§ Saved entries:
»»

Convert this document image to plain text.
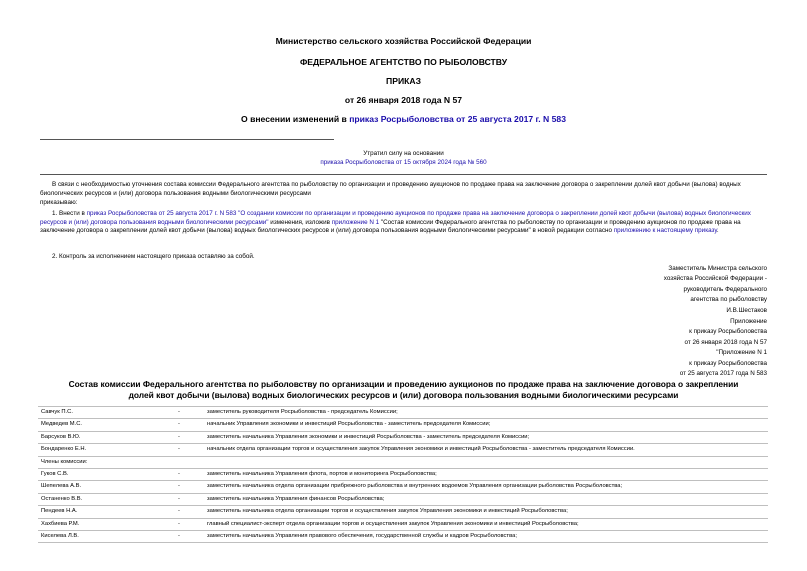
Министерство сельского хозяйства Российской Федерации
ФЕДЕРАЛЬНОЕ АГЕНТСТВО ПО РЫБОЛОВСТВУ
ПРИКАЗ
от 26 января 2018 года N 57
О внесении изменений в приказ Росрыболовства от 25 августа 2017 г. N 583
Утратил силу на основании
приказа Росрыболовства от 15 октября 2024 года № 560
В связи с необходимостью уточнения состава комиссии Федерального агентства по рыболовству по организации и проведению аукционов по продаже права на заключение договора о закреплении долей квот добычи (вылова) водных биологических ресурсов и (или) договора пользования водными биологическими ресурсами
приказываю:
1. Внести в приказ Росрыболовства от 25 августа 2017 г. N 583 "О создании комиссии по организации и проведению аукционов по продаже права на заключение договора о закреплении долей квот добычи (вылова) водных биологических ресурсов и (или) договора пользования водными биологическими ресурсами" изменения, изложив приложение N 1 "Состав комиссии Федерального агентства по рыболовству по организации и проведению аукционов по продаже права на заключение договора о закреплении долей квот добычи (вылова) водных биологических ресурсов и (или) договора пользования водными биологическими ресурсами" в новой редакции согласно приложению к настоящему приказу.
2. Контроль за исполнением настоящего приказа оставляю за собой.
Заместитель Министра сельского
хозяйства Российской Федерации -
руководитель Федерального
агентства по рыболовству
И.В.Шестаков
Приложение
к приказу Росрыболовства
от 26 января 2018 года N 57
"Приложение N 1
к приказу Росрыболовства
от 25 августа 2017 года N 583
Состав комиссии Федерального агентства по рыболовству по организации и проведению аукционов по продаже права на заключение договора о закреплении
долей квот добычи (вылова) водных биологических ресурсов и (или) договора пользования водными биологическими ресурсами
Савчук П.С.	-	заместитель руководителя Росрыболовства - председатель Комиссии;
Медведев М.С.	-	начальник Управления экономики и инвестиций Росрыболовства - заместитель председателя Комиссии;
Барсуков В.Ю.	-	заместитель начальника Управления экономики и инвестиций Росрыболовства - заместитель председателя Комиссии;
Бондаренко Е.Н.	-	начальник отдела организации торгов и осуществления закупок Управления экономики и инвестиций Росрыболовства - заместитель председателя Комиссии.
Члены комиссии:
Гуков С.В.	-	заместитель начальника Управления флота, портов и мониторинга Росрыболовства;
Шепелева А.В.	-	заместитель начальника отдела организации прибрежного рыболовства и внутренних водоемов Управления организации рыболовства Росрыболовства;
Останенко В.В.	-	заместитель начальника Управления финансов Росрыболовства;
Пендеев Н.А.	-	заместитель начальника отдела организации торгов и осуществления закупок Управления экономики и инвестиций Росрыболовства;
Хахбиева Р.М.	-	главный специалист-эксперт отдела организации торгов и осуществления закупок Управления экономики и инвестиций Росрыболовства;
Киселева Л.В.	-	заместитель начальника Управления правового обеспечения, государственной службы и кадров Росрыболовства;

««

§ WHAT YOU WILL DO:
Set down all the entries exactly as they appear, but skip any pictures.

§ ANSWER TO THIS TASK:
Convert this document image to plain text.
Министерство сельского хозяйства Российской Федерации
ФЕДЕРАЛЬНОЕ АГЕНТСТВО ПО РЫБОЛОВСТВУ
ПРИКАЗ
от 26 января 2018 года N 57
О внесении изменений в приказ Росрыболовства от 25 августа 2017 г. N 583
Утратил силу на основании
приказа Росрыболовства от 15 октября 2024 года № 560
В связи с необходимостью уточнения состава комиссии Федерального агентства по рыболовству по организации и проведению аукционов по продаже права на заключение договора о закреплении долей квот добычи (вылова) водных биологических ресурсов и (или) договора пользования водными биологическими ресурсами
приказываю:
1. Внести в приказ Росрыболовства от 25 августа 2017 г. N 583 "О создании комиссии по организации и проведению аукционов по продаже права на заключение договора о закреплении долей квот добычи (вылова) водных биологических ресурсов и (или) договора пользования водными биологическими ресурсами" изменения, изложив приложение N 1 "Состав комиссии Федерального агентства по рыболовству по организации и проведению аукционов по продаже права на заключение договора о закреплении долей квот добычи (вылова) водных биологических ресурсов и (или) договора пользования водными биологическими ресурсами" в новой редакции согласно приложению к настоящему приказу.
2. Контроль за исполнением настоящего приказа оставляю за собой.
Заместитель Министра сельского
хозяйства Российской Федерации -
руководитель Федерального
агентства по рыболовству
И.В.Шестаков
Приложение
к приказу Росрыболовства
от 26 января 2018 года N 57
"Приложение N 1
к приказу Росрыболовства
от 25 августа 2017 года N 583
Состав комиссии Федерального агентства по рыболовству по организации и проведению аукционов по продаже права на заключение договора о закреплении
долей квот добычи (вылова) водных биологических ресурсов и (или) договора пользования водными биологическими ресурсами
Савчук П.С.	-	заместитель руководителя Росрыболовства - председатель Комиссии;
Медведев М.С.	-	начальник Управления экономики и инвестиций Росрыболовства - заместитель председателя Комиссии;
Барсуков В.Ю.	-	заместитель начальника Управления экономики и инвестиций Росрыболовства - заместитель председателя Комиссии;
Бондаренко Е.Н.	-	начальник отдела организации торгов и осуществления закупок Управления экономики и инвестиций Росрыболовства - заместитель председателя Комиссии.
Члены комиссии:
Гуков С.В.	-	заместитель начальника Управления флота, портов и мониторинга Росрыболовства;
Шепелева А.В.	-	заместитель начальника отдела организации прибрежного рыболовства и внутренних водоемов Управления организации рыболовства Росрыболовства;
Останенко В.В.	-	заместитель начальника Управления финансов Росрыболовства;
Пендеев Н.А.	-	заместитель начальника отдела организации торгов и осуществления закупок Управления экономики и инвестиций Росрыболовства;
Хахбиева Р.М.	-	главный специалист-эксперт отдела организации торгов и осуществления закупок Управления экономики и инвестиций Росрыболовства;
Киселева Л.В.	-	заместитель начальника Управления правового обеспечения, государственной службы и кадров Росрыболовства;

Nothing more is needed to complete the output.